Transcribe all the entries word for word, but omit the images.
━━━━━ The records ━━━━━
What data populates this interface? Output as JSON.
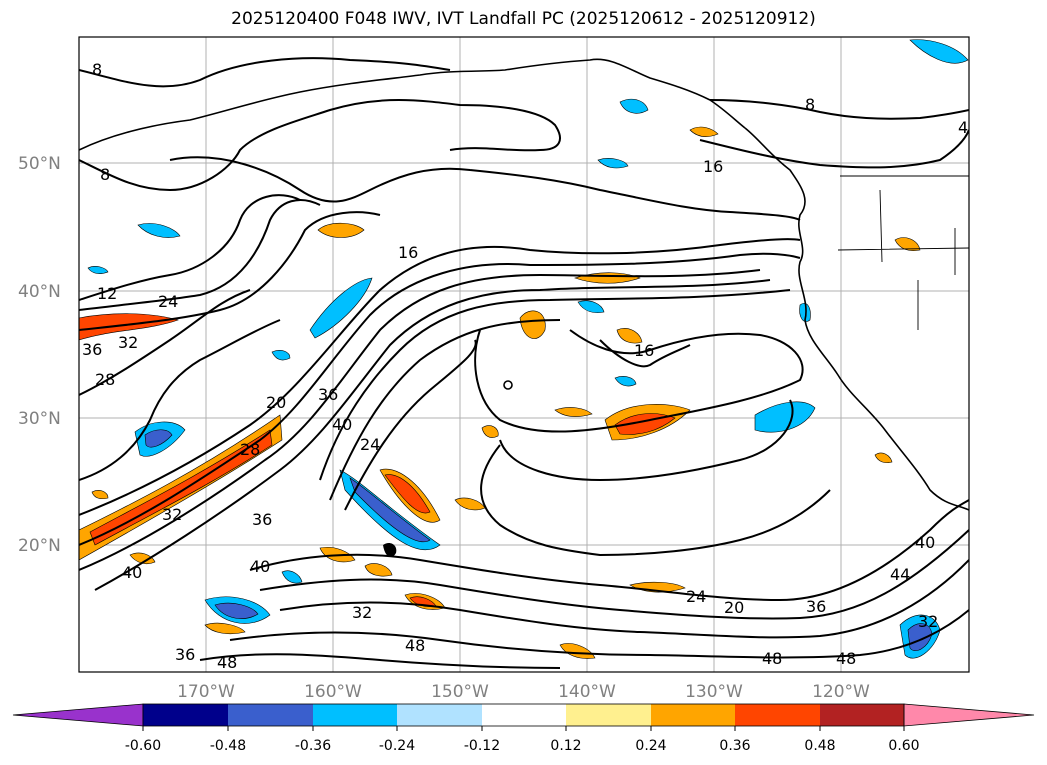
{
  "title": "2025120400 F048 IWV, IVT Landfall PC (2025120612 - 2025120912)",
  "latitude_labels": [
    "50°N",
    "40°N",
    "30°N",
    "20°N"
  ],
  "longitude_labels": [
    "170°W",
    "160°W",
    "150°W",
    "140°W",
    "130°W",
    "120°W"
  ],
  "contour_labels": [
    "8",
    "8",
    "8",
    "4",
    "16",
    "16",
    "16",
    "12",
    "24",
    "36",
    "32",
    "28",
    "20",
    "36",
    "40",
    "24",
    "28",
    "32",
    "36",
    "40",
    "32",
    "36",
    "48",
    "40",
    "48",
    "24",
    "20",
    "36",
    "44",
    "40",
    "48",
    "48",
    "32"
  ],
  "colorbar": {
    "tick_labels": [
      "-0.60",
      "-0.48",
      "-0.36",
      "-0.24",
      "-0.12",
      "0.12",
      "0.24",
      "0.36",
      "0.48",
      "0.60"
    ],
    "colors": [
      "#9932cc",
      "#00008b",
      "#3a5fcd",
      "#00bfff",
      "#b0e2ff",
      "#ffffff",
      "#fff08f",
      "#ffa500",
      "#ff4500",
      "#b22222",
      "#ff88aa"
    ]
  }
}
━━━━━
Final answer ::
What data populates this interface? Output as JSON.
{
  "title": "2025120400 F048 IWV, IVT Landfall PC (2025120612 - 2025120912)",
  "latitude_labels": [
    "50°N",
    "40°N",
    "30°N",
    "20°N"
  ],
  "longitude_labels": [
    "170°W",
    "160°W",
    "150°W",
    "140°W",
    "130°W",
    "120°W"
  ],
  "contour_labels": [
    "8",
    "8",
    "8",
    "4",
    "16",
    "16",
    "16",
    "12",
    "24",
    "36",
    "32",
    "28",
    "20",
    "36",
    "40",
    "24",
    "28",
    "32",
    "36",
    "40",
    "32",
    "36",
    "48",
    "40",
    "48",
    "24",
    "20",
    "36",
    "44",
    "40",
    "48",
    "48",
    "32"
  ],
  "colorbar": {
    "tick_labels": [
      "-0.60",
      "-0.48",
      "-0.36",
      "-0.24",
      "-0.12",
      "0.12",
      "0.24",
      "0.36",
      "0.48",
      "0.60"
    ],
    "colors": [
      "#9932cc",
      "#00008b",
      "#3a5fcd",
      "#00bfff",
      "#b0e2ff",
      "#ffffff",
      "#fff08f",
      "#ffa500",
      "#ff4500",
      "#b22222",
      "#ff88aa"
    ]
  }
}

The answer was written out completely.